EXERCISE
Copy whichever lines contain the string "центре".

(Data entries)
>> Start
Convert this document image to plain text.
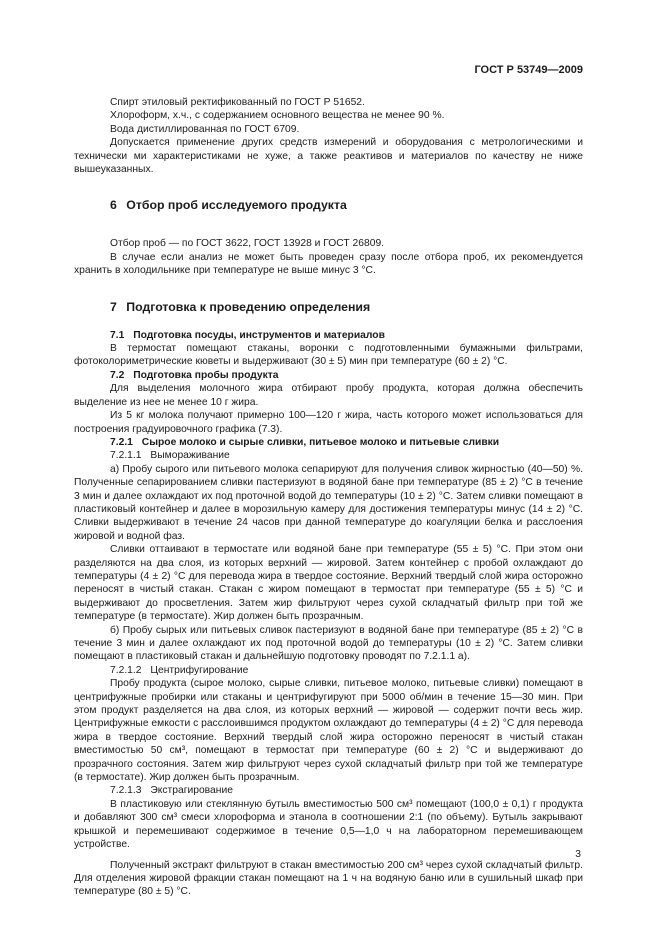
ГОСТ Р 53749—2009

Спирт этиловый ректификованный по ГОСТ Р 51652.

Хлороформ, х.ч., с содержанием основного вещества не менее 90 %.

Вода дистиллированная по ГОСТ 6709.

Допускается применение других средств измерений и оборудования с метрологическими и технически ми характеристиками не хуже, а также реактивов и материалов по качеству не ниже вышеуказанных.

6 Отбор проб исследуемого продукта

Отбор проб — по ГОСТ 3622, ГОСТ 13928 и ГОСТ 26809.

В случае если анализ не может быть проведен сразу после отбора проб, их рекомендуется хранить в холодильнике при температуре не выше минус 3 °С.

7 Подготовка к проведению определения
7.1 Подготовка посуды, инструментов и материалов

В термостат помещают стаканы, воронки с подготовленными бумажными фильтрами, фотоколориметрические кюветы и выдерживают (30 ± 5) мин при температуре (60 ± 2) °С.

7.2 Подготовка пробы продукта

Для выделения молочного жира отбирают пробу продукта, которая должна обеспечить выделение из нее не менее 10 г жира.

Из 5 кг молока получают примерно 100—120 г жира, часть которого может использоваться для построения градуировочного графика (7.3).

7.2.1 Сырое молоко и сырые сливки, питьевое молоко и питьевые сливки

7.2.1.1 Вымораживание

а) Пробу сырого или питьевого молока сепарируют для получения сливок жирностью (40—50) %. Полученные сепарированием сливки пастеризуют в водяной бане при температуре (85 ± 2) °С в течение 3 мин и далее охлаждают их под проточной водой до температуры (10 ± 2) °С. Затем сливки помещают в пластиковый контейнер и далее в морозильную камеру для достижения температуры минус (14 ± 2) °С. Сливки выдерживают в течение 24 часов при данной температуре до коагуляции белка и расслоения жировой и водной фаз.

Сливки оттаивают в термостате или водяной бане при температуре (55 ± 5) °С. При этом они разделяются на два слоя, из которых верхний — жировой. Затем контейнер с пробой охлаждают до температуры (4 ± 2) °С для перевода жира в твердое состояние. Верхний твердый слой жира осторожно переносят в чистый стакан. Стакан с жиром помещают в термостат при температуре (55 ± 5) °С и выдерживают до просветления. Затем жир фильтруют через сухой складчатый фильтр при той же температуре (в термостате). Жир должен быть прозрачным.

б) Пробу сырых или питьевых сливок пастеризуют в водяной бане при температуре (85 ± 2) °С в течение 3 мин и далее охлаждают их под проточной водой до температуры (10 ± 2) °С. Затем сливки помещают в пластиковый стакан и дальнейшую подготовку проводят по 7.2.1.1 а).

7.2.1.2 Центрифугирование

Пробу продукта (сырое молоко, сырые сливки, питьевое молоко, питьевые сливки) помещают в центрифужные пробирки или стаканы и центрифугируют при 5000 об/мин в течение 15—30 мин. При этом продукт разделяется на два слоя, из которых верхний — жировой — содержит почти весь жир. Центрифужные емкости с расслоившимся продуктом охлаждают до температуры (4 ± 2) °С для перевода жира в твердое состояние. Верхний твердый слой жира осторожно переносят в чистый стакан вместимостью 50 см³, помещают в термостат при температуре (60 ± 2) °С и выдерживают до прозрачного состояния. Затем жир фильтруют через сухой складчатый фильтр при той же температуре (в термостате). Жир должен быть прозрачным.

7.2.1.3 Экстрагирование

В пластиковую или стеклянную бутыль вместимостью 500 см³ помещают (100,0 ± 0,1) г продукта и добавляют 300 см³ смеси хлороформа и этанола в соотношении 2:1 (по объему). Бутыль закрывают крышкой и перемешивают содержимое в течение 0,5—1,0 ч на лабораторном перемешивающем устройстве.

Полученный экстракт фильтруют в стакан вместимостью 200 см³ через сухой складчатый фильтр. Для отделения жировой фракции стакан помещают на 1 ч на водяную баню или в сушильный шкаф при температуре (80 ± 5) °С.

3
>> End
>> Start
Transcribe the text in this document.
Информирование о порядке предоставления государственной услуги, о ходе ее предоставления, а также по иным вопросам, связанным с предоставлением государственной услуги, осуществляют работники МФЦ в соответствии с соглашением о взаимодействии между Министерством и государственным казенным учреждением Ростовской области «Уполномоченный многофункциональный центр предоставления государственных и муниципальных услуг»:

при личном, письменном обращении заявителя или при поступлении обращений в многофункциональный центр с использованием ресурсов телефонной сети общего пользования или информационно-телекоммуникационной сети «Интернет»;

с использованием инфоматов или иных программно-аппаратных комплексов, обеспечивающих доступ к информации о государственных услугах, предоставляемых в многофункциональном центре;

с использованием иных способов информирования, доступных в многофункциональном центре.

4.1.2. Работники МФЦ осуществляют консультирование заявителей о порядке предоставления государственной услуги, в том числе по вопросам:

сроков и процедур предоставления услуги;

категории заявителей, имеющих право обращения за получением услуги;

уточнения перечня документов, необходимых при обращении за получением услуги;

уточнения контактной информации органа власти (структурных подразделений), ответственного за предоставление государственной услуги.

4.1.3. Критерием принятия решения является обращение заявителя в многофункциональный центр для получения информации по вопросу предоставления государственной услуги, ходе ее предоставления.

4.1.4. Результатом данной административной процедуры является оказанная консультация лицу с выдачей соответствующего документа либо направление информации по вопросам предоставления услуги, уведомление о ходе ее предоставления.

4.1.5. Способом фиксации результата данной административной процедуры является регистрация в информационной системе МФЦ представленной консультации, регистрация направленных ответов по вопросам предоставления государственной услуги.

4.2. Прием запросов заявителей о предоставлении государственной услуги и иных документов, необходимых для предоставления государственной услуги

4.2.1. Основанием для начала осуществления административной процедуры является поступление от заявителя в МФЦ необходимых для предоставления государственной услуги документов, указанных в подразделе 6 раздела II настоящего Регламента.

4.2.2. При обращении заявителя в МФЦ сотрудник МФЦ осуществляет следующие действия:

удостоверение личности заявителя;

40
>> End
RESULT FOR THIS EXERCISE
с использованием инфоматов или иных программно-аппаратных комплексов, обеспечивающих доступ к информации о государственных услугах, предоставляемых в многофункциональном центре;
с использованием иных способов информирования, доступных в многофункциональном центре.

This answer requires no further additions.